* Begin *
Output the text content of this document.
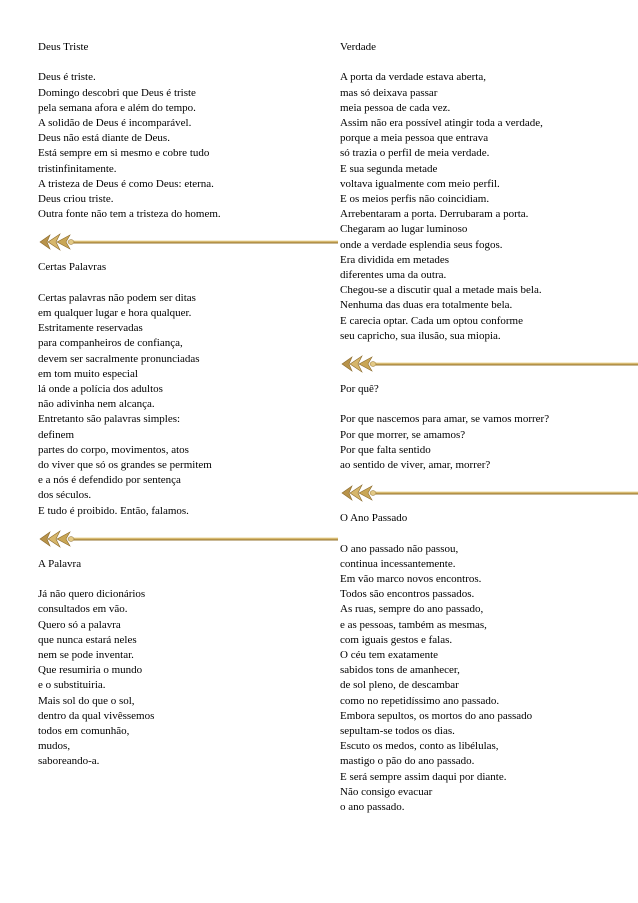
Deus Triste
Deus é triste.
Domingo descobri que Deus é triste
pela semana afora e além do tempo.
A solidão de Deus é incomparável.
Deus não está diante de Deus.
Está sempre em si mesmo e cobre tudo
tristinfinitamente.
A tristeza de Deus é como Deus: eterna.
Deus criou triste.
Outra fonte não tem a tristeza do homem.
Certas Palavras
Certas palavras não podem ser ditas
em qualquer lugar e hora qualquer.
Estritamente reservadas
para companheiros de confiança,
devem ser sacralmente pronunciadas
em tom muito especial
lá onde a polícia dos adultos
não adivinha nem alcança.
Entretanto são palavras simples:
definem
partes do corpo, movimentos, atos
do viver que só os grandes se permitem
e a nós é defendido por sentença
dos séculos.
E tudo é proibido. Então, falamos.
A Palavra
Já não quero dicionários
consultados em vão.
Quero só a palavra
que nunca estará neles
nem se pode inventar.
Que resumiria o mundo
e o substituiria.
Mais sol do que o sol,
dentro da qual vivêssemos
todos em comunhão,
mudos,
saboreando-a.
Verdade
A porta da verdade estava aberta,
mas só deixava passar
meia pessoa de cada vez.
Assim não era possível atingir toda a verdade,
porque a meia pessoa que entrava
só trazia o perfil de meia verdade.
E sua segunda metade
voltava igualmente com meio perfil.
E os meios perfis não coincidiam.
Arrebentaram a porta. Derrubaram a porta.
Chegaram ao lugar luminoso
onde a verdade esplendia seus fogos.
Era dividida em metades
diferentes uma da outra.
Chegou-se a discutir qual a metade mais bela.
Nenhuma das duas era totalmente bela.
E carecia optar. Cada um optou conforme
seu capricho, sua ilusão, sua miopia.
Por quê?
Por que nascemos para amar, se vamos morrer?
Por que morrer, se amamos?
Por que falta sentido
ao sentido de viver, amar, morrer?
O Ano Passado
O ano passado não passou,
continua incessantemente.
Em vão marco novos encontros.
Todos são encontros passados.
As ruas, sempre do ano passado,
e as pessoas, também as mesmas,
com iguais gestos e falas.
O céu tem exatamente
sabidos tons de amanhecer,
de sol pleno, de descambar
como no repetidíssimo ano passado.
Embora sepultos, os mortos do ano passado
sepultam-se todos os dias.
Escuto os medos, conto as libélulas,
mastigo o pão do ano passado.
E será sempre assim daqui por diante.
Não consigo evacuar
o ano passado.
* End *
* Begin *
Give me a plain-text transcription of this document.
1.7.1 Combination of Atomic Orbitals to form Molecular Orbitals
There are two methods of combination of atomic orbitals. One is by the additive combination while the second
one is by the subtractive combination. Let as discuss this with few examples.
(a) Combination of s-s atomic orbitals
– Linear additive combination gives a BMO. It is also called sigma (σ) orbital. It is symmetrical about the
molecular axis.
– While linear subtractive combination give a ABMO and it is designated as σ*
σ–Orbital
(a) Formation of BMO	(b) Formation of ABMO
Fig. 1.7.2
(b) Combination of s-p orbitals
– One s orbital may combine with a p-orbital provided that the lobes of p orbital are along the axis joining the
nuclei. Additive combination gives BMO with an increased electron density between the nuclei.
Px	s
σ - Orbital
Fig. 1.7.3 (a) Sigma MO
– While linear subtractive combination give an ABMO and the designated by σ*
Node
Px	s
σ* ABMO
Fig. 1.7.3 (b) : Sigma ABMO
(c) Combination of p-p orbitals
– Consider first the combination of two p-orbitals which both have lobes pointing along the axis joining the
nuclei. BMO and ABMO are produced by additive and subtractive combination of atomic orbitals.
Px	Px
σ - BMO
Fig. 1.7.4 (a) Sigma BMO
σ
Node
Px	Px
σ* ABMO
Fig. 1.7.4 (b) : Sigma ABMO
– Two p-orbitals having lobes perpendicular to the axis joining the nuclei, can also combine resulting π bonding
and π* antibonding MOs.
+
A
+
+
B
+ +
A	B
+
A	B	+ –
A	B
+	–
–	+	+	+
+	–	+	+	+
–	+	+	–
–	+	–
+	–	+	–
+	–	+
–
* End *
◆ PROBLEM DETAILS ◆
Check each line of the records above for "document", and copy those that have it.

◆ TASK RESPONSE ◆
Output the text content of this document.
Give me a plain-text transcription of this document.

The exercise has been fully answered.